- _What is needed_
Give the count of lines holding the string "замонавийлик" and nothing else.

- _Material for this task_
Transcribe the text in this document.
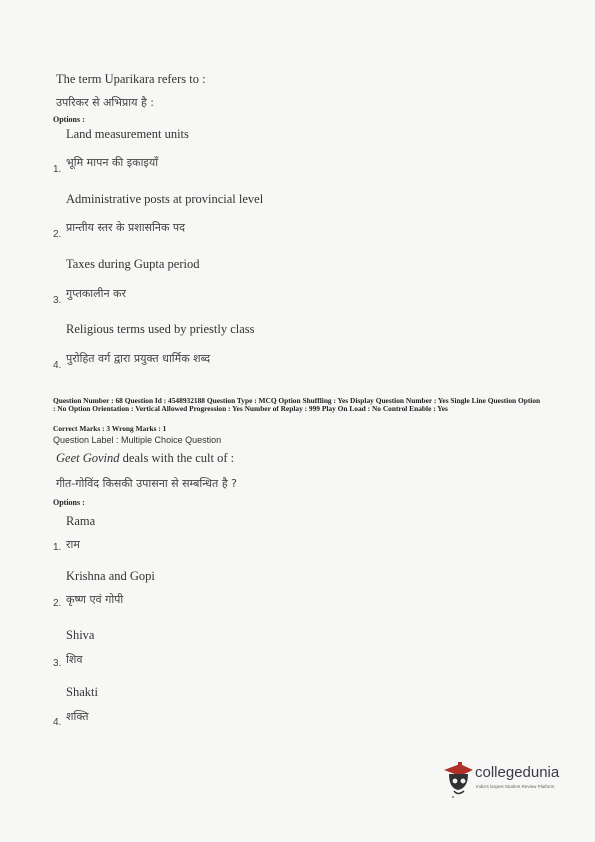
The term Uparikara refers to :
उपरिकर से अभिप्राय है :
Options :
Land measurement units
भूमि मापन की इकाइयाँ
1.
Administrative posts at provincial level
प्रान्तीय स्तर के प्रशासनिक पद
2.
Taxes during Gupta period
गुप्तकालीन कर
3.
Religious terms used by priestly class
पुरोहित वर्ग द्वारा प्रयुक्त धार्मिक शब्द
4.
Question Number : 68 Question Id : 4548932188 Question Type : MCQ Option Shuffling : Yes Display Question Number : Yes Single Line Question Option : No Option Orientation : Vertical Allowed Progression : Yes Number of Replay : 999 Play On Load : No Control Enable : Yes
Correct Marks : 3 Wrong Marks : 1
Question Label : Multiple Choice Question
Geet Govind deals with the cult of :
गीत-गोविंद किसकी उपासना से सम्बन्धित है ?
Options :
Rama
राम
1.
Krishna and Gopi
कृष्ण एवं गोपी
2.
Shiva
शिव
3.
Shakti
शक्ति
4.
collegedunia
India's largest Student Review Platform
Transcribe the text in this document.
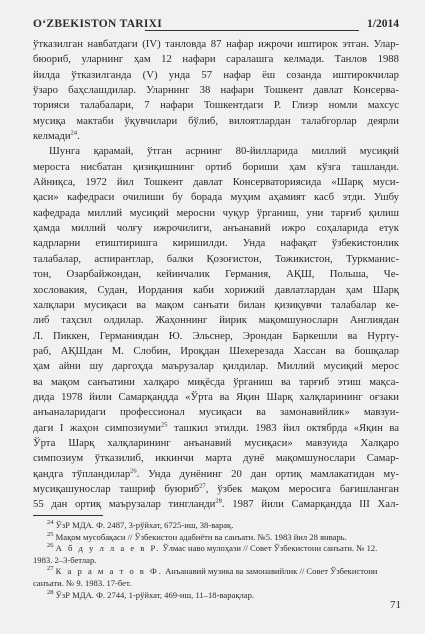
O‘ZBEKISTON TARIXI	1/2014
ўтказилган навбатдаги (IV) танловда 87 нафар ижрочи иштирок этган. Улар-
бюориб, уларнинг ҳам 12 нафари саралашга келмади. Танлов 1988
йилда ўтказилганда (V) унда 57 нафар ёш созанда иштирокчилар
ўзаро баҳслашдилар. Уларнинг 38 нафари Тошкент давлат Консерва-
торияси талабалари, 7 нафари Тошкентдаги Р. Глиэр номли махсус
мусиқа мактаби ўқувчилари бўлиб, вилоятлардан талабгорлар деярли
келмади$^{24}$.
Шунга қарамай, ўтган асрнинг 80-йилларида миллий мусиқий
мероста нисбатан қизиқишнинг ортиб бориши ҳам кўзга ташланди.
Айниқса, 1972 йил Тошкент давлат Консерваториясида «Шарқ муси-
қаси» кафедраси очилиши бу борада муҳим аҳамият касб этди. Ушбу
кафедрада миллий мусиқий меросни чуқур ўрганиш, уни тарғиб қилиш
ҳамда миллий чолғу ижрочилиги, анъанавий ижро соҳаларида етук
кадрларни етиштиришга киришилди. Унда нафақат ўзбекистонлик
талабалар, аспирантлар, балки Қозоғистон, Тожикистон, Туркманис-
тон, Озарбайжондан, кейинчалик Германия, АҚШ, Польша, Че-
хословакия, Судан, Иордания каби хорижий давлатлардан ҳам Шарқ
халқлари мусиқаси ва мақом санъати билан қизиқувчи талабалар ке-
либ таҳсил олдилар. Жаҳоннинг йирик мақомшуносларн Англиядан
Л. Пиккен, Германиядан Ю. Эльснер, Эрондан Баркешли ва Нурту-
раб, АҚШдан М. Слобин, Ироқдан Шехерезада Хассан ва бошқалар
ҳам айни шу даргоҳда маърузалар қилдилар. Миллий мусиқий мерос
ва мақом санъатини халқаро миқёсда ўрганиш ва тарғиб этиш мақса-
дида 1978 йили Самарқандда «Ўрта ва Яқин Шарқ халқларининг оғзаки
анъаналаридаги профессионал мусиқаси ва замонавийлик» мавзуи-
даги I жаҳон симпозиуми$^{25}$ ташкил этилди. 1983 йил октябрда «Яқин ва
Ўрта Шарқ халқларининг анъанавий мусиқаси» мавзуида Халқаро
симпозиум ўтказилиб, иккинчи марта дунё мақомшунослари Самар-
қандга тўпландилар$^{26}$. Унда дунёнинг 20 дан ортиқ мамлакатидан му-
мусиқашунослар ташриф буюриб$^{27}$, ўзбек мақом меросига бағишланган
55 дан ортиқ маърузалар тингланди$^{28}$. 1987 йили Самарқандда III Хал-
$^{24}$ ЎзР МДА. Ф. 2487, 3-рўйхат, 6725-иш, 38-варақ.
$^{25}$ Мақом мусобақаси // Ўзбекистон адабиёти ва санъати. №5. 1983 йил 28 январь.
$^{26}$ А б д у л л а е в Р. Ўлмас наво мулоҳази // Совет Ўзбекистони санъати. № 12.
1983. 2–3-бетлар.
$^{27}$ К а р а м а т о в Ф. Анъанавий музика ва замонавийлик // Совет Ўзбекистони
санъати. № 9. 1983. 17-бет.
$^{28}$ ЎзР МДА. Ф. 2744, 1-рўйхат, 469-иш, 11–18-варақлар.
71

- _Final answer_
2